(Given request): Reproduce every line of the material below verbatim, with nothing altered, added, or omitted.

>> START

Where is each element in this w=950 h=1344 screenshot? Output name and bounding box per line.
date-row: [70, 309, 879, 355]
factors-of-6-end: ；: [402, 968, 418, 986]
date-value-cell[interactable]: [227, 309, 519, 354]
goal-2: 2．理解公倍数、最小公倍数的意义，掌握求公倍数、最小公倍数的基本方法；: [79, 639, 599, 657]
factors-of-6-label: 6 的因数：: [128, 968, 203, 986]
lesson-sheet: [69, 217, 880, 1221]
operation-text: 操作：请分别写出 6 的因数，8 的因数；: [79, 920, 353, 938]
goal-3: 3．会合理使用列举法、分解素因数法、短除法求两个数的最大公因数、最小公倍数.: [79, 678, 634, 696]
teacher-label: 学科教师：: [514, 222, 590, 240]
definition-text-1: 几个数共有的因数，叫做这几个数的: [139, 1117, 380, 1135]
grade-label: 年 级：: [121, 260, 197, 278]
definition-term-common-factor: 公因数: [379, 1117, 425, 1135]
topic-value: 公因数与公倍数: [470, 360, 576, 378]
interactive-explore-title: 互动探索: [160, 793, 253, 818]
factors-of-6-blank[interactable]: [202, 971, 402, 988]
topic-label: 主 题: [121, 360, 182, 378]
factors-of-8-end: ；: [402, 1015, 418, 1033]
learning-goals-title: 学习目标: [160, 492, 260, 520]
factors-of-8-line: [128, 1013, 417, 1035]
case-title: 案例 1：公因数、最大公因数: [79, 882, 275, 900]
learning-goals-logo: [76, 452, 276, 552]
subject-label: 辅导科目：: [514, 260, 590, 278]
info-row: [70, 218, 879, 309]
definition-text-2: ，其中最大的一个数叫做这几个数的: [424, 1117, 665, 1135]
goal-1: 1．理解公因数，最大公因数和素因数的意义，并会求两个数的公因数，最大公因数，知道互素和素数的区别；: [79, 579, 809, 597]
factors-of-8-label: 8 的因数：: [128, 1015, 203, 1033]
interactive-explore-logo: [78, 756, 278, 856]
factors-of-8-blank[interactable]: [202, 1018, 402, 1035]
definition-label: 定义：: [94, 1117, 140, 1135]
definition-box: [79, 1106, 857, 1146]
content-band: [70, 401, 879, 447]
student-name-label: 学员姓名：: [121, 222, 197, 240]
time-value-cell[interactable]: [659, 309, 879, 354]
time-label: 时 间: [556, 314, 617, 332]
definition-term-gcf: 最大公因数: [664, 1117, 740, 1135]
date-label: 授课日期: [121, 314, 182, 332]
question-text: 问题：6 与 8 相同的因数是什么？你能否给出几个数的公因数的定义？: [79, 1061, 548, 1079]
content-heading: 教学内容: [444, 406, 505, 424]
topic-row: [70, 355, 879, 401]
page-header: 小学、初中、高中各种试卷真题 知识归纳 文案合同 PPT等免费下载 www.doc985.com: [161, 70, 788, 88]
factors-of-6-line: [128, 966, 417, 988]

>> END

(Completed exercise):
Where is each element in this w=950 h=1344 screenshot? Output name and bounding box per line.
date-row: [70, 309, 879, 355]
factors-of-6-end: ；: [402, 968, 418, 986]
date-value-cell[interactable]: [227, 309, 519, 354]
goal-2: 2．理解公倍数、最小公倍数的意义，掌握求公倍数、最小公倍数的基本方法；: [79, 639, 599, 657]
factors-of-6-label: 6 的因数：: [128, 968, 203, 986]
lesson-sheet: [69, 217, 880, 1221]
operation-text: 操作：请分别写出 6 的因数，8 的因数；: [79, 920, 353, 938]
goal-3: 3．会合理使用列举法、分解素因数法、短除法求两个数的最大公因数、最小公倍数.: [79, 678, 634, 696]
teacher-label: 学科教师：: [514, 222, 590, 240]
definition-text-1: 几个数共有的因数，叫做这几个数的: [139, 1117, 380, 1135]
grade-label: 年 级：: [121, 260, 197, 278]
definition-term-common-factor: 公因数: [379, 1117, 425, 1135]
topic-value: 公因数与公倍数: [470, 360, 576, 378]
interactive-explore-title: 互动探索: [160, 793, 253, 818]
factors-of-6-blank[interactable]: [202, 971, 402, 988]
topic-label: 主 题: [121, 360, 182, 378]
factors-of-8-end: ；: [402, 1015, 418, 1033]
learning-goals-title: 学习目标: [160, 492, 260, 520]
factors-of-8-line: [128, 1013, 417, 1035]
case-title: 案例 1：公因数、最大公因数: [79, 882, 275, 900]
learning-goals-logo: [76, 452, 276, 552]
subject-label: 辅导科目：: [514, 260, 590, 278]
info-row: [70, 218, 879, 309]
definition-text-2: ，其中最大的一个数叫做这几个数的: [424, 1117, 665, 1135]
goal-1: 1．理解公因数，最大公因数和素因数的意义，并会求两个数的公因数，最大公因数，知道互素和素数的区别；: [79, 579, 809, 597]
factors-of-8-label: 8 的因数：: [128, 1015, 203, 1033]
interactive-explore-logo: [78, 756, 278, 856]
factors-of-8-blank[interactable]: [202, 1018, 402, 1035]
definition-label: 定义：: [94, 1117, 140, 1135]
definition-box: [79, 1106, 857, 1146]
content-band: [70, 401, 879, 447]
student-name-label: 学员姓名：: [121, 222, 197, 240]
time-value-cell[interactable]: [659, 309, 879, 354]
time-label: 时 间: [556, 314, 617, 332]
definition-term-gcf: 最大公因数: [664, 1117, 740, 1135]
date-label: 授课日期: [121, 314, 182, 332]
question-text: 问题：6 与 8 相同的因数是什么？你能否给出几个数的公因数的定义？: [79, 1061, 548, 1079]
content-heading: 教学内容: [444, 406, 505, 424]
topic-row: [70, 355, 879, 401]
page-header: 小学、初中、高中各种试卷真题 知识归纳 文案合同 PPT等免费下载 www.doc985.com: [161, 70, 788, 88]
factors-of-6-line: [128, 966, 417, 988]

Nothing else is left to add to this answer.